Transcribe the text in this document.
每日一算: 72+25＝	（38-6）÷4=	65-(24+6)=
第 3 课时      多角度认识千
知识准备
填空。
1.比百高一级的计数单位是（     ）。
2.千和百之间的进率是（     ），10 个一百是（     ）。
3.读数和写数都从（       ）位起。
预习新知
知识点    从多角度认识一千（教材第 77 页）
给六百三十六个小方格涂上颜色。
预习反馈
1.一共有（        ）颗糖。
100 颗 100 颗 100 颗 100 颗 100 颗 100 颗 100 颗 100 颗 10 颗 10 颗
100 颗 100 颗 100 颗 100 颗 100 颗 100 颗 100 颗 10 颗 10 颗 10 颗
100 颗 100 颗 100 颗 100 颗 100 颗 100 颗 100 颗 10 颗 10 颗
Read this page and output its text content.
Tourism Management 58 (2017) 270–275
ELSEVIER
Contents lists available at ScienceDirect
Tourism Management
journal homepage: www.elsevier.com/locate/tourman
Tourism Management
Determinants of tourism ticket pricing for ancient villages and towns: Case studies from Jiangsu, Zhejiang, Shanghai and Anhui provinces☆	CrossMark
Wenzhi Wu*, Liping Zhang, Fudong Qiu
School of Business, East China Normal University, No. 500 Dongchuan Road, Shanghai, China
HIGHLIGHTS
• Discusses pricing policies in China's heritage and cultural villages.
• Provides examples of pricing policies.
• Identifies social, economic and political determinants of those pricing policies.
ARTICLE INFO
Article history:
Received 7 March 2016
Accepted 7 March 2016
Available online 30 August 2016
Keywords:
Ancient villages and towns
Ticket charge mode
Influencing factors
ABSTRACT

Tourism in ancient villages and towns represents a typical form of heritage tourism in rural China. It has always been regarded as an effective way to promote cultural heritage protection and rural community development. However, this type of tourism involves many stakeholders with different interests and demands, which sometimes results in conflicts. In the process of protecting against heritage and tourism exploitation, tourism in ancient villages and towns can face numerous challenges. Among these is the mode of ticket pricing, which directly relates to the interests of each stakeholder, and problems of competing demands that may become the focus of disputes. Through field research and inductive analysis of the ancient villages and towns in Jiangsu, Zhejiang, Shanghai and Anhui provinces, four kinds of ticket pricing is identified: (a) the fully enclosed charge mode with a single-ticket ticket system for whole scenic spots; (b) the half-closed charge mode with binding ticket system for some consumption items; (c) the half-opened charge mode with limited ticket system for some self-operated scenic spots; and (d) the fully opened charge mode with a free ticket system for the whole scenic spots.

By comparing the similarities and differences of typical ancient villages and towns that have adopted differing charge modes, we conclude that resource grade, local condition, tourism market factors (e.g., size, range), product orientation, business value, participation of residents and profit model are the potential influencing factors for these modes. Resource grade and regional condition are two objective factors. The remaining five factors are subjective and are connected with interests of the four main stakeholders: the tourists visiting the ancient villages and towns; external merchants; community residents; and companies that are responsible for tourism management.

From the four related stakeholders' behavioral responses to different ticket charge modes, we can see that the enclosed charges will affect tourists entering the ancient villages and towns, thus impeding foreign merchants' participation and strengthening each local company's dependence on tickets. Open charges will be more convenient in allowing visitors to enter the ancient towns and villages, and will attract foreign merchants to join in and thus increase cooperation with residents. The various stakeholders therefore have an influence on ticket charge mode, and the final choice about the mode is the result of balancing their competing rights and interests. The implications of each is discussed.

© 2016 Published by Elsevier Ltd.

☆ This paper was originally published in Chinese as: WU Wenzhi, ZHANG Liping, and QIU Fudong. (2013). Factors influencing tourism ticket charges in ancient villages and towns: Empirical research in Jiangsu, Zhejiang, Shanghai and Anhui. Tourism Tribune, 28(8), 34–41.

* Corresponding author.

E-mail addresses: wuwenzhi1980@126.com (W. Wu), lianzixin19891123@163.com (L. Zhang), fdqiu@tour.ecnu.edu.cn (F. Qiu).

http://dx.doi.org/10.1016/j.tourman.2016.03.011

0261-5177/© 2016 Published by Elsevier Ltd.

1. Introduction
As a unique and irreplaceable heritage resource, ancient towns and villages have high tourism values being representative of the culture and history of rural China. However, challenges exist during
•••
» WHAT YOU ARE ASKED TO DO
List every line in the records above that contains the word "tourman".

» CORRECT ANSWER
journal homepage: www.elsevier.com/locate/tourman
http://dx.doi.org/10.1016/j.tourman.2016.03.011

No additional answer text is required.